## Material shown
[Start]

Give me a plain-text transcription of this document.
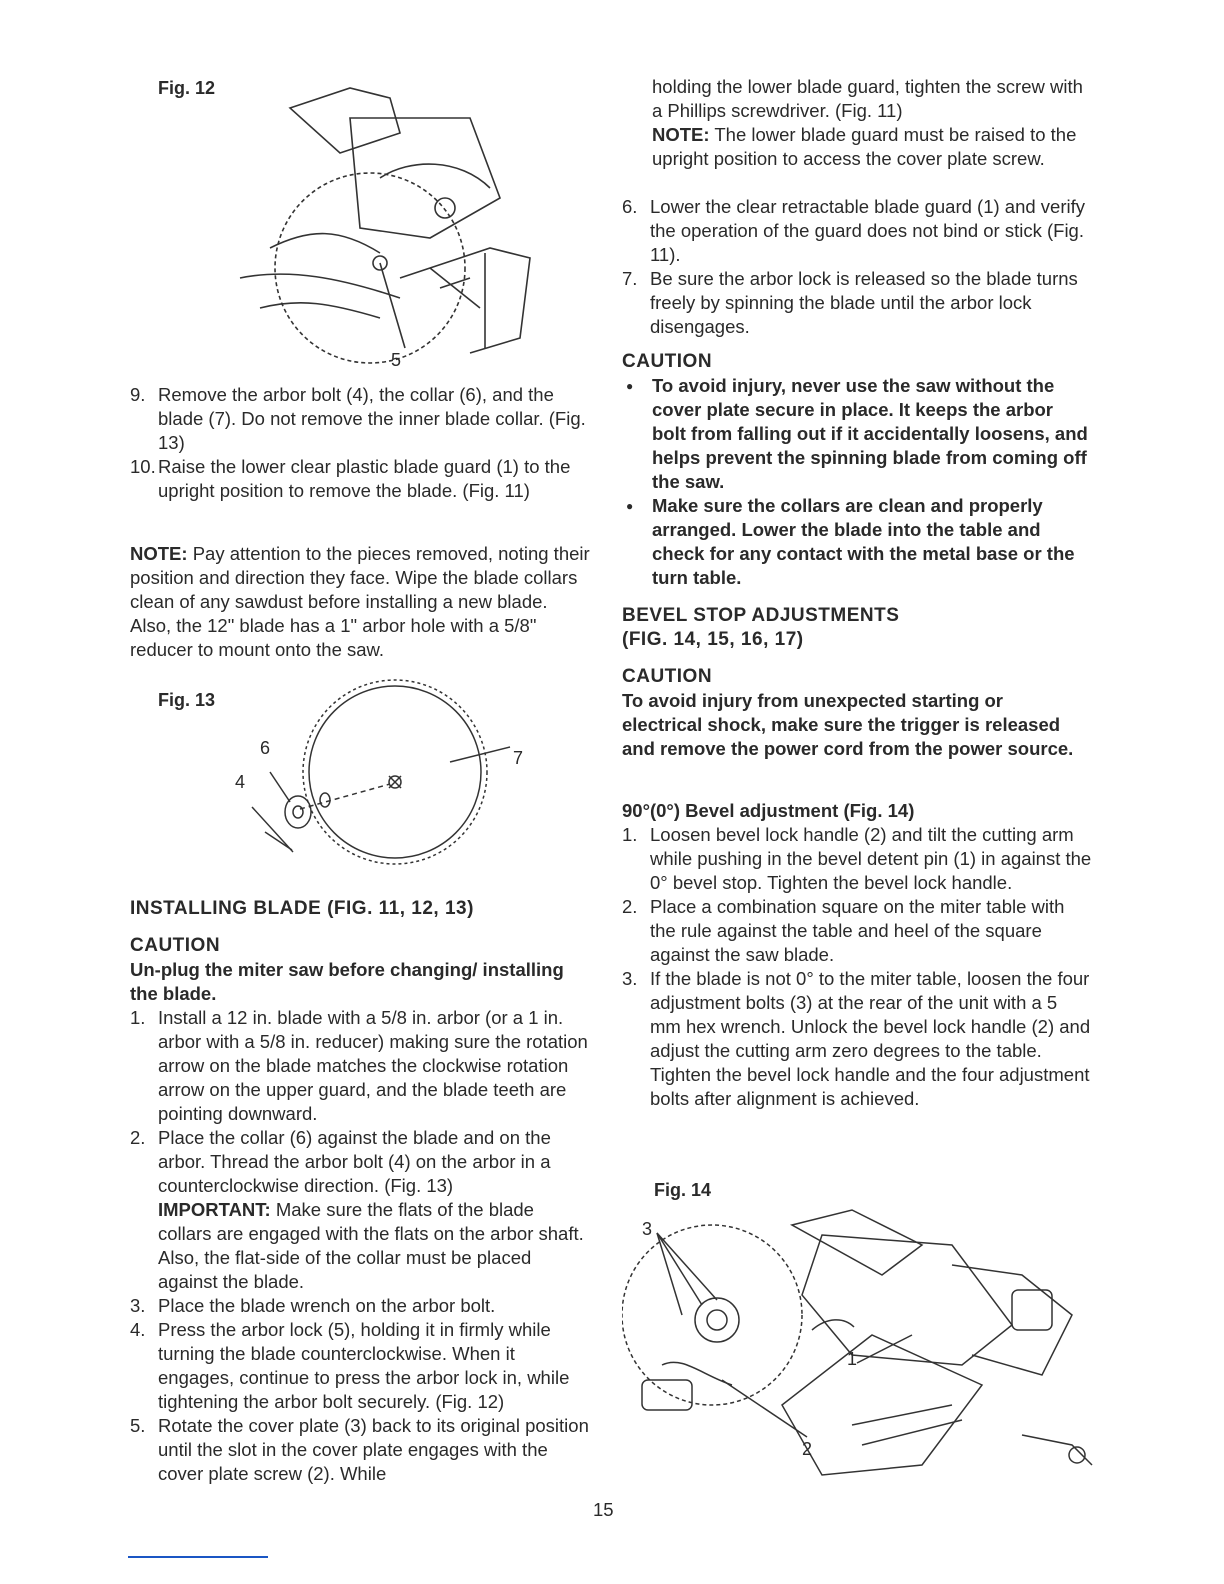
Fig. 12
5
9. Remove the arbor bolt (4), the collar (6), and the blade (7). Do not remove the inner blade collar. (Fig. 13)
10. Raise the lower clear plastic blade guard (1) to the upright position to remove the blade. (Fig. 11)
NOTE: Pay attention to the pieces removed, noting their position and direction they face. Wipe the blade collars clean of any sawdust before installing a new blade. Also, the 12" blade has a 1" arbor hole with a 5/8" reducer to mount onto the saw.
Fig. 13
6
4
7
INSTALLING BLADE (FIG. 11, 12, 13)
CAUTION
Un-plug the miter saw before changing/ installing the blade.
1. Install a 12 in. blade with a 5/8 in. arbor (or a 1 in. arbor with a 5/8 in. reducer) making sure the rotation arrow on the blade matches the clockwise rotation arrow on the upper guard, and the blade teeth are pointing downward.
2. Place the collar (6) against the blade and on the arbor. Thread the arbor bolt (4) on the arbor in a counterclockwise direction. (Fig. 13)
IMPORTANT: Make sure the flats of the blade collars are engaged with the flats on the arbor shaft. Also, the flat-side of the collar must be placed against the blade.
3. Place the blade wrench on the arbor bolt.
4. Press the arbor lock (5), holding it in firmly while turning the blade counterclockwise. When it engages, continue to press the arbor lock in, while tightening the arbor bolt securely. (Fig. 12)
5. Rotate the cover plate (3) back to its original position until the slot in the cover plate engages with the cover plate screw (2). While
holding the lower blade guard, tighten the screw with a Phillips screwdriver. (Fig. 11)
NOTE: The lower blade guard must be raised to the upright position to access the cover plate screw.
6. Lower the clear retractable blade guard (1) and verify the operation of the guard does not bind or stick (Fig. 11).
7. Be sure the arbor lock is released so the blade turns freely by spinning the blade until the arbor lock disengages.
CAUTION
● To avoid injury, never use the saw without the cover plate secure in place. It keeps the arbor bolt from falling out if it accidentally loosens, and helps prevent the spinning blade from coming off the saw.
● Make sure the collars are clean and properly arranged. Lower the blade into the table and check for any contact with the metal base or the turn table.
BEVEL STOP ADJUSTMENTS
(FIG. 14, 15, 16, 17)
CAUTION
To avoid injury from unexpected starting or electrical shock, make sure the trigger is released and remove the power cord from the power source.
90°(0°) Bevel adjustment (Fig. 14)
1. Loosen bevel lock handle (2) and tilt the cutting arm while pushing in the bevel detent pin (1) in against the 0° bevel stop. Tighten the bevel lock handle.
2. Place a combination square on the miter table with the rule against the table and heel of the square against the saw blade.
3. If the blade is not 0° to the miter table, loosen the four adjustment bolts (3) at the rear of the unit with a 5 mm hex wrench. Unlock the bevel lock handle (2) and adjust the cutting arm zero degrees to the table. Tighten the bevel lock handle and the four adjustment bolts after alignment is achieved.
Fig. 14
3
1
2
15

[End]

## Exercise aim
Copy each line of the entries that includes the word "before".

## Reply to the exercise
NOTE: Pay attention to the pieces removed, noting their position and direction they face. Wipe the blade collars clean of any sawdust before installing a new blade. Also, the 12" blade has a 1" arbor hole with a 5/8" reducer to mount onto the saw.
Un-plug the miter saw before changing/ installing the blade.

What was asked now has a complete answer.